SHORT EXERCISE:
Your job is to retype all of the data word for word, leaving every image out.

---- DATA FOR THE TASK

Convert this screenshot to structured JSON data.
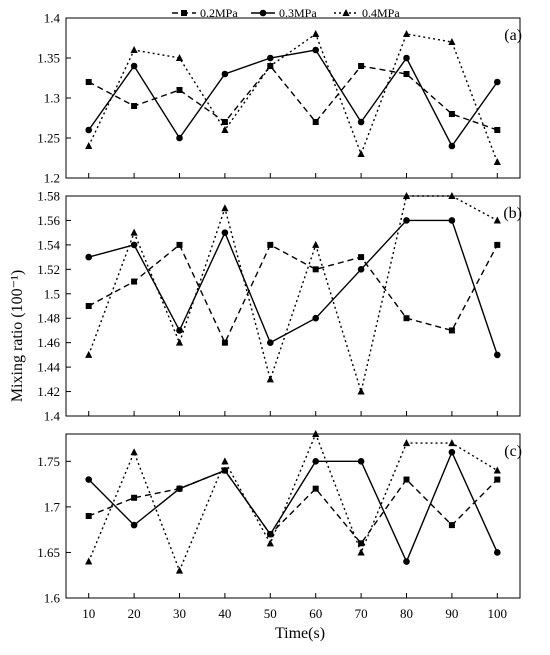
{
  "chart_data": [
    {
      "type": "line",
      "panel_label": "(a)",
      "x": [
        10,
        20,
        30,
        40,
        50,
        60,
        70,
        80,
        90,
        100
      ],
      "ylim": [
        1.2,
        1.4
      ],
      "yticks": [
        "1.2",
        "1.25",
        "1.3",
        "1.35",
        "1.4"
      ],
      "series": [
        {
          "name": "0.2MPa",
          "values": [
            1.32,
            1.29,
            1.31,
            1.27,
            1.34,
            1.27,
            1.34,
            1.33,
            1.28,
            1.26
          ]
        },
        {
          "name": "0.3MPa",
          "values": [
            1.26,
            1.34,
            1.25,
            1.33,
            1.35,
            1.36,
            1.27,
            1.35,
            1.24,
            1.32
          ]
        },
        {
          "name": "0.4MPa",
          "values": [
            1.24,
            1.36,
            1.35,
            1.26,
            1.34,
            1.38,
            1.23,
            1.38,
            1.37,
            1.22
          ]
        }
      ]
    },
    {
      "type": "line",
      "panel_label": "(b)",
      "x": [
        10,
        20,
        30,
        40,
        50,
        60,
        70,
        80,
        90,
        100
      ],
      "ylim": [
        1.4,
        1.58
      ],
      "yticks": [
        "1.4",
        "1.42",
        "1.44",
        "1.46",
        "1.48",
        "1.5",
        "1.52",
        "1.54",
        "1.56",
        "1.58"
      ],
      "series": [
        {
          "name": "0.2MPa",
          "values": [
            1.49,
            1.51,
            1.54,
            1.46,
            1.54,
            1.52,
            1.53,
            1.48,
            1.47,
            1.54
          ]
        },
        {
          "name": "0.3MPa",
          "values": [
            1.53,
            1.54,
            1.47,
            1.55,
            1.46,
            1.48,
            1.52,
            1.56,
            1.56,
            1.45
          ]
        },
        {
          "name": "0.4MPa",
          "values": [
            1.45,
            1.55,
            1.46,
            1.57,
            1.43,
            1.54,
            1.42,
            1.58,
            1.58,
            1.56
          ]
        }
      ]
    },
    {
      "type": "line",
      "panel_label": "(c)",
      "x": [
        10,
        20,
        30,
        40,
        50,
        60,
        70,
        80,
        90,
        100
      ],
      "xticks": [
        "10",
        "20",
        "30",
        "40",
        "50",
        "60",
        "70",
        "80",
        "90",
        "100"
      ],
      "ylim": [
        1.6,
        1.78
      ],
      "yticks": [
        "1.6",
        "1.65",
        "1.7",
        "1.75"
      ],
      "series": [
        {
          "name": "0.2MPa",
          "values": [
            1.69,
            1.71,
            1.72,
            1.74,
            1.67,
            1.72,
            1.66,
            1.73,
            1.68,
            1.73
          ]
        },
        {
          "name": "0.3MPa",
          "values": [
            1.73,
            1.68,
            1.72,
            1.74,
            1.67,
            1.75,
            1.75,
            1.64,
            1.76,
            1.65
          ]
        },
        {
          "name": "0.4MPa",
          "values": [
            1.64,
            1.76,
            1.63,
            1.75,
            1.66,
            1.78,
            1.65,
            1.77,
            1.77,
            1.74
          ]
        }
      ]
    }
  ],
  "legend": {
    "placement": "top-center",
    "items": [
      {
        "label": "0.2MPa",
        "style": "dashed",
        "marker": "square"
      },
      {
        "label": "0.3MPa",
        "style": "solid",
        "marker": "circle"
      },
      {
        "label": "0.4MPa",
        "style": "dotted",
        "marker": "triangle"
      }
    ]
  },
  "xlabel": "Time(s)",
  "ylabel": "Mixing ratio (100⁻¹)",
  "colors": {
    "line": "#000000",
    "background": "#ffffff"
  }
}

--------

RESPONSE FOR THIS EXERCISE:
Convert this screenshot to structured JSON data.
{
  "chart_data": [
    {
      "type": "line",
      "panel_label": "(a)",
      "x": [
        10,
        20,
        30,
        40,
        50,
        60,
        70,
        80,
        90,
        100
      ],
      "ylim": [
        1.2,
        1.4
      ],
      "yticks": [
        "1.2",
        "1.25",
        "1.3",
        "1.35",
        "1.4"
      ],
      "series": [
        {
          "name": "0.2MPa",
          "values": [
            1.32,
            1.29,
            1.31,
            1.27,
            1.34,
            1.27,
            1.34,
            1.33,
            1.28,
            1.26
          ]
        },
        {
          "name": "0.3MPa",
          "values": [
            1.26,
            1.34,
            1.25,
            1.33,
            1.35,
            1.36,
            1.27,
            1.35,
            1.24,
            1.32
          ]
        },
        {
          "name": "0.4MPa",
          "values": [
            1.24,
            1.36,
            1.35,
            1.26,
            1.34,
            1.38,
            1.23,
            1.38,
            1.37,
            1.22
          ]
        }
      ]
    },
    {
      "type": "line",
      "panel_label": "(b)",
      "x": [
        10,
        20,
        30,
        40,
        50,
        60,
        70,
        80,
        90,
        100
      ],
      "ylim": [
        1.4,
        1.58
      ],
      "yticks": [
        "1.4",
        "1.42",
        "1.44",
        "1.46",
        "1.48",
        "1.5",
        "1.52",
        "1.54",
        "1.56",
        "1.58"
      ],
      "series": [
        {
          "name": "0.2MPa",
          "values": [
            1.49,
            1.51,
            1.54,
            1.46,
            1.54,
            1.52,
            1.53,
            1.48,
            1.47,
            1.54
          ]
        },
        {
          "name": "0.3MPa",
          "values": [
            1.53,
            1.54,
            1.47,
            1.55,
            1.46,
            1.48,
            1.52,
            1.56,
            1.56,
            1.45
          ]
        },
        {
          "name": "0.4MPa",
          "values": [
            1.45,
            1.55,
            1.46,
            1.57,
            1.43,
            1.54,
            1.42,
            1.58,
            1.58,
            1.56
          ]
        }
      ]
    },
    {
      "type": "line",
      "panel_label": "(c)",
      "x": [
        10,
        20,
        30,
        40,
        50,
        60,
        70,
        80,
        90,
        100
      ],
      "xticks": [
        "10",
        "20",
        "30",
        "40",
        "50",
        "60",
        "70",
        "80",
        "90",
        "100"
      ],
      "ylim": [
        1.6,
        1.78
      ],
      "yticks": [
        "1.6",
        "1.65",
        "1.7",
        "1.75"
      ],
      "series": [
        {
          "name": "0.2MPa",
          "values": [
            1.69,
            1.71,
            1.72,
            1.74,
            1.67,
            1.72,
            1.66,
            1.73,
            1.68,
            1.73
          ]
        },
        {
          "name": "0.3MPa",
          "values": [
            1.73,
            1.68,
            1.72,
            1.74,
            1.67,
            1.75,
            1.75,
            1.64,
            1.76,
            1.65
          ]
        },
        {
          "name": "0.4MPa",
          "values": [
            1.64,
            1.76,
            1.63,
            1.75,
            1.66,
            1.78,
            1.65,
            1.77,
            1.77,
            1.74
          ]
        }
      ]
    }
  ],
  "legend": {
    "placement": "top-center",
    "items": [
      {
        "label": "0.2MPa",
        "style": "dashed",
        "marker": "square"
      },
      {
        "label": "0.3MPa",
        "style": "solid",
        "marker": "circle"
      },
      {
        "label": "0.4MPa",
        "style": "dotted",
        "marker": "triangle"
      }
    ]
  },
  "xlabel": "Time(s)",
  "ylabel": "Mixing ratio (100⁻¹)",
  "colors": {
    "line": "#000000",
    "background": "#ffffff"
  }
}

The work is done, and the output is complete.